- **What to work on**
In the interview below about the book If I Survive You, which novel won the Booker prize in 2015, and who wrote it?

- **Document section**
● ● ● ● ● ● ●
What did it mean to be shortlisted for the Booker prize?
It felt like I’d arrived in the UK for the first time, even though the book had been out for months. I’d already connected with readers outside the US because the book is partly set in Jamaica and talks about the African-Caribbean diaspora, but suddenly I was hearing from people in India and Australia. I’d watched the ceremony when Marlon James won with A Brief History of Seven Killings in 2015. I loved what that book did for Jamaica and to see it honoured in such a massive way was beautiful. I felt like that novel was capturing a history of tumultuous politics and rising crime I’d grown up hearing in a very matter of fact way from my parents: “This is what was happening in the 70s, this is why we left.”

On the night, are you kept in suspense with the rest of us?
It’s a wild ride; I don’t know if the winner gets a whisper in their ear but us folks who didn’t win didn’t know until the name was called.

Your protagonist, Trelawny, tells us halfway through the book that his parents left Jamaica “not for economic advancement but to escape the violence the US government funded in the 1970s as part of its war on socialism”.
It’s not even fiction, it’s just a statement, but sometimes you just have to say the thing, you know? I wanted to highlight that maybe the way Americans think of Jamaica isn’t how Jamaicans think of Jamaica. Even if we subtract US involvement in political tensions and crime and bringing in drugs and guns, there tends to be this view of the Caribbean as a playground of vacation resorts that doesn’t really consider people having their own dreams and lives and concerns.

Some people call If I Survive You a novel, others say it’s a story collection. How do you see it?
Over the years I called it one or the other or both. I was thinking of it as a novel but writing it as stories and then trying to put it back together as a novel. It was trying to get to know the characters that led me to the structure: I thought it would be an interesting way to think about how we sometimes make the whole world about ourselves when other people aren’t even considering us at all. Maybe they should be considering us, but maybe we’re also being self-involved. As interested as I was in Trelawny, I wanted to give his father and his brother their say.
● ● ● ● ● ● ●
- **Records**
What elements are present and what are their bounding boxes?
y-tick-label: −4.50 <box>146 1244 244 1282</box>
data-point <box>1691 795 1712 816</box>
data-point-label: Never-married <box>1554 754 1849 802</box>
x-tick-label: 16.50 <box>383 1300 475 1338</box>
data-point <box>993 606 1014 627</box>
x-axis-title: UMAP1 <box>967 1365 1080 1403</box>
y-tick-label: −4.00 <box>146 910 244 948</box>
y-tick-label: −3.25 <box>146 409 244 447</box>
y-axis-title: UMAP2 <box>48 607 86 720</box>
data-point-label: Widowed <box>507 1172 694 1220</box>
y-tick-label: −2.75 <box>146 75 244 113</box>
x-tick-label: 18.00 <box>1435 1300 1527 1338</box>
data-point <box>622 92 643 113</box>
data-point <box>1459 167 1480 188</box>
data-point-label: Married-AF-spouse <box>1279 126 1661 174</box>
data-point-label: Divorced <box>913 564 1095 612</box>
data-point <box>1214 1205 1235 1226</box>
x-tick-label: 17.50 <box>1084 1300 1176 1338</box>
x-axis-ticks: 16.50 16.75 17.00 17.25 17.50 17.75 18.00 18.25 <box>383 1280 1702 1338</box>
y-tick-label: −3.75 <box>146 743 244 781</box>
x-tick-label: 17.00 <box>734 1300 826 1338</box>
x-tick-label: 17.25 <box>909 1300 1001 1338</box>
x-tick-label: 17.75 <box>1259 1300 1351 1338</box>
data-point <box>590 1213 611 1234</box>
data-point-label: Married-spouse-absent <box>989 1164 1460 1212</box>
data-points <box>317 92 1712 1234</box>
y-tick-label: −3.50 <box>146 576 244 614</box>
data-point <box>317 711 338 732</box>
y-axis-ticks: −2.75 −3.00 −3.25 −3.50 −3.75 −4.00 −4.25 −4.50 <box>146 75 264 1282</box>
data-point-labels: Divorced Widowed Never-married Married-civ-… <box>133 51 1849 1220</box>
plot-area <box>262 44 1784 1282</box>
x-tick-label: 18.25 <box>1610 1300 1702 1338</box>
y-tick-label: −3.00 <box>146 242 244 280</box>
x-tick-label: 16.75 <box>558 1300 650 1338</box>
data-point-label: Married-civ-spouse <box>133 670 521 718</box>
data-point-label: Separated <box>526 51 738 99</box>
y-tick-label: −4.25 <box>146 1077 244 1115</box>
● ● ● ● ● ● ●
- **Response to this task**
A Brief History of Seven Killings, by Marlon James.